§ **What needs to be done**
Below is a block of records; reproduce all of them exactly and leave out any pictures.

:: Record set

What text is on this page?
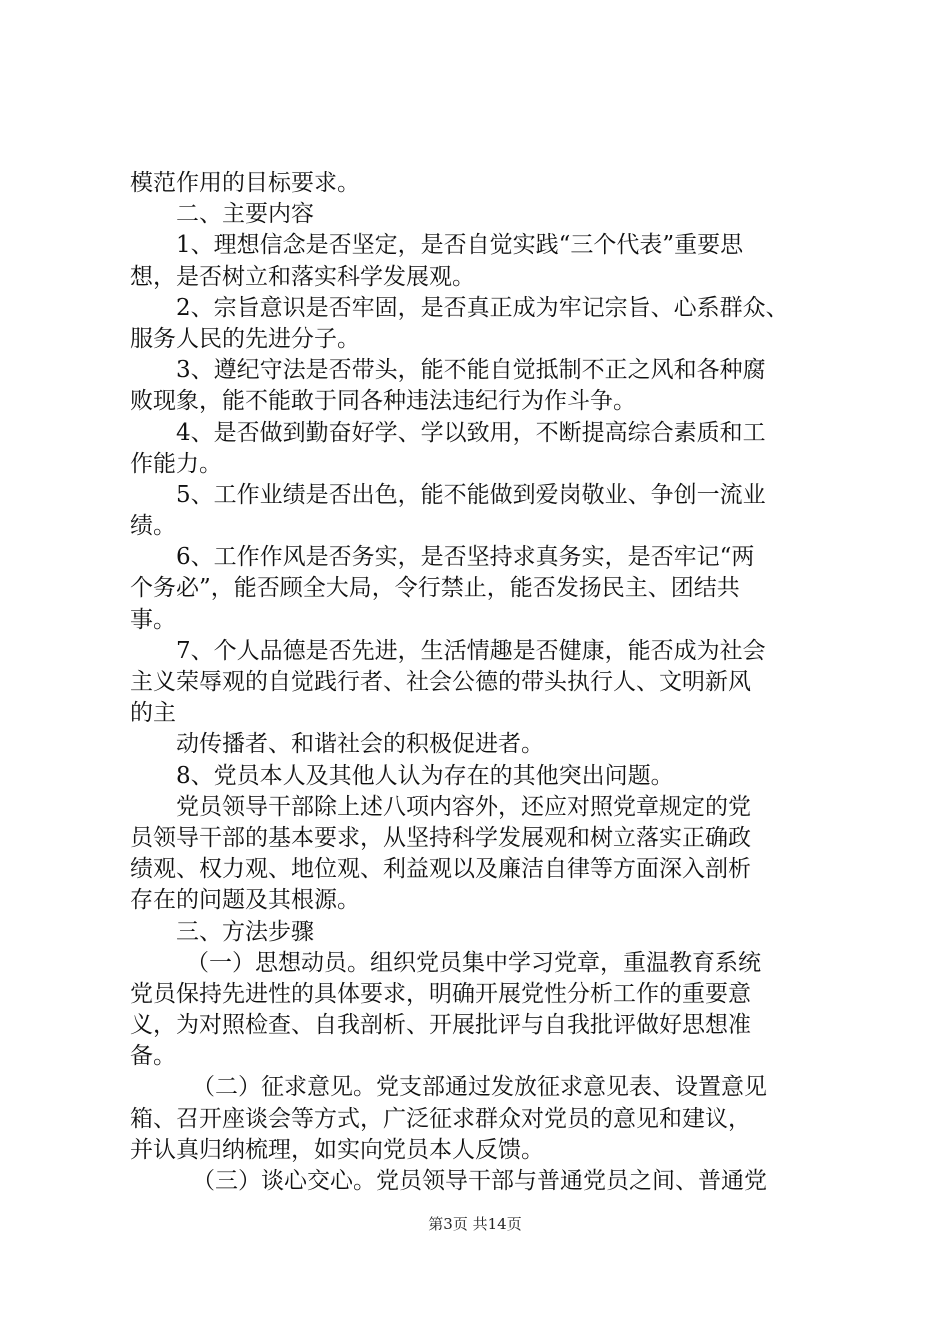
模范作用的目标要求。
二、主要内容
1、理想信念是否坚定，是否自觉实践“三个代表”重要思
想，是否树立和落实科学发展观。
2、宗旨意识是否牢固，是否真正成为牢记宗旨、心系群众、
服务人民的先进分子。
3、遵纪守法是否带头，能不能自觉抵制不正之风和各种腐
败现象，能不能敢于同各种违法违纪行为作斗争。
4、是否做到勤奋好学、学以致用，不断提高综合素质和工
作能力。
5、工作业绩是否出色，能不能做到爱岗敬业、争创一流业
绩。
6、工作作风是否务实，是否坚持求真务实，是否牢记“两
个务必”，能否顾全大局，令行禁止，能否发扬民主、团结共
事。
7、个人品德是否先进，生活情趣是否健康，能否成为社会
主义荣辱观的自觉践行者、社会公德的带头执行人、文明新风
的主
动传播者、和谐社会的积极促进者。
8、党员本人及其他人认为存在的其他突出问题。
党员领导干部除上述八项内容外，还应对照党章规定的党
员领导干部的基本要求，从坚持科学发展观和树立落实正确政
绩观、权力观、地位观、利益观以及廉洁自律等方面深入剖析
存在的问题及其根源。
三、方法步骤
（一）思想动员。组织党员集中学习党章，重温教育系统
党员保持先进性的具体要求，明确开展党性分析工作的重要意
义，为对照检查、自我剖析、开展批评与自我批评做好思想准
备。
（二）征求意见。党支部通过发放征求意见表、设置意见
箱、召开座谈会等方式，广泛征求群众对党员的意见和建议，
并认真归纳梳理，如实向党员本人反馈。
（三）谈心交心。党员领导干部与普通党员之间、普通党
第3页 共14页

::::

§ **Answer in full**
What text is on this page?
模范作用的目标要求。
二、主要内容
1、理想信念是否坚定，是否自觉实践“三个代表”重要思
想，是否树立和落实科学发展观。
2、宗旨意识是否牢固，是否真正成为牢记宗旨、心系群众、
服务人民的先进分子。
3、遵纪守法是否带头，能不能自觉抵制不正之风和各种腐
败现象，能不能敢于同各种违法违纪行为作斗争。
4、是否做到勤奋好学、学以致用，不断提高综合素质和工
作能力。
5、工作业绩是否出色，能不能做到爱岗敬业、争创一流业
绩。
6、工作作风是否务实，是否坚持求真务实，是否牢记“两
个务必”，能否顾全大局，令行禁止，能否发扬民主、团结共
事。
7、个人品德是否先进，生活情趣是否健康，能否成为社会
主义荣辱观的自觉践行者、社会公德的带头执行人、文明新风
的主
动传播者、和谐社会的积极促进者。
8、党员本人及其他人认为存在的其他突出问题。
党员领导干部除上述八项内容外，还应对照党章规定的党
员领导干部的基本要求，从坚持科学发展观和树立落实正确政
绩观、权力观、地位观、利益观以及廉洁自律等方面深入剖析
存在的问题及其根源。
三、方法步骤
（一）思想动员。组织党员集中学习党章，重温教育系统
党员保持先进性的具体要求，明确开展党性分析工作的重要意
义，为对照检查、自我剖析、开展批评与自我批评做好思想准
备。
（二）征求意见。党支部通过发放征求意见表、设置意见
箱、召开座谈会等方式，广泛征求群众对党员的意见和建议，
并认真归纳梳理，如实向党员本人反馈。
（三）谈心交心。党员领导干部与普通党员之间、普通党
第3页 共14页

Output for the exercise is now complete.